Problem to solve: Set down the data below without change, skipping the pictures it holds.
- - - - - - -
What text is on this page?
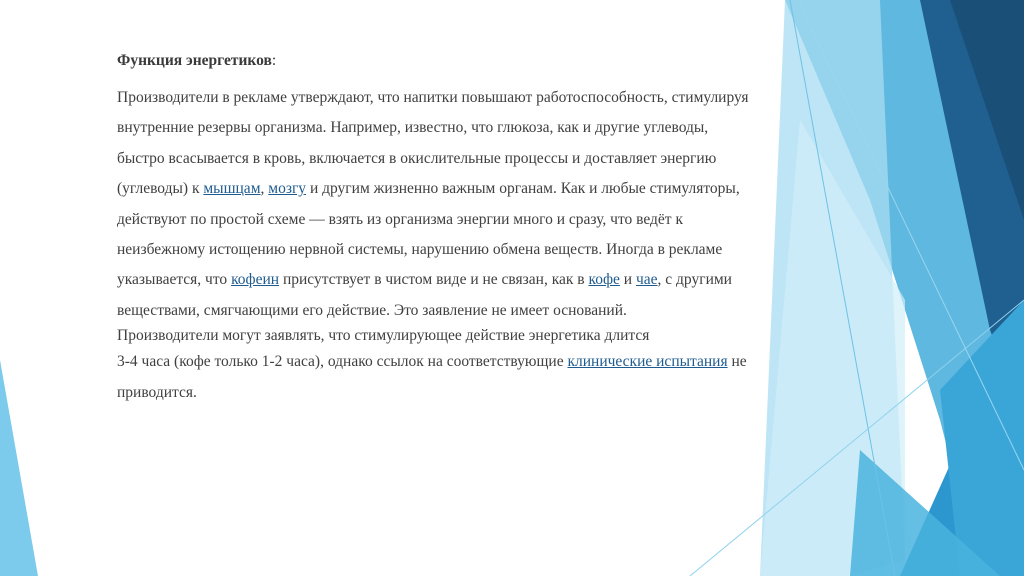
Функция энергетиков:

Производители в рекламе утверждают, что напитки повышают работоспособность, стимулируя внутренние резервы организма. Например, известно, что глюкоза, как и другие углеводы, быстро всасывается в кровь, включается в окислительные процессы и доставляет энергию (углеводы) к мышцам, мозгу и другим жизненно важным органам. Как и любые стимуляторы, действуют по простой схеме — взять из организма энергии много и сразу, что ведёт к неизбежному истощению нервной системы, нарушению обмена веществ. Иногда в рекламе указывается, что кофеин присутствует в чистом виде и не связан, как в кофе и чае, с другими веществами, смягчающими его действие. Это заявление не имеет оснований.

Производители могут заявлять, что стимулирующее действие энергетика длится

3-4 часа (кофе только 1-2 часа), однако ссылок на соответствующие клинические испытания не приводится.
- - - - - - -
Response:
What text is on this page?
Функция энергетиков:

Производители в рекламе утверждают, что напитки повышают работоспособность, стимулируя внутренние резервы организма. Например, известно, что глюкоза, как и другие углеводы, быстро всасывается в кровь, включается в окислительные процессы и доставляет энергию (углеводы) к мышцам, мозгу и другим жизненно важным органам. Как и любые стимуляторы, действуют по простой схеме — взять из организма энергии много и сразу, что ведёт к неизбежному истощению нервной системы, нарушению обмена веществ. Иногда в рекламе указывается, что кофеин присутствует в чистом виде и не связан, как в кофе и чае, с другими веществами, смягчающими его действие. Это заявление не имеет оснований.

Производители могут заявлять, что стимулирующее действие энергетика длится

3-4 часа (кофе только 1-2 часа), однако ссылок на соответствующие клинические испытания не приводится.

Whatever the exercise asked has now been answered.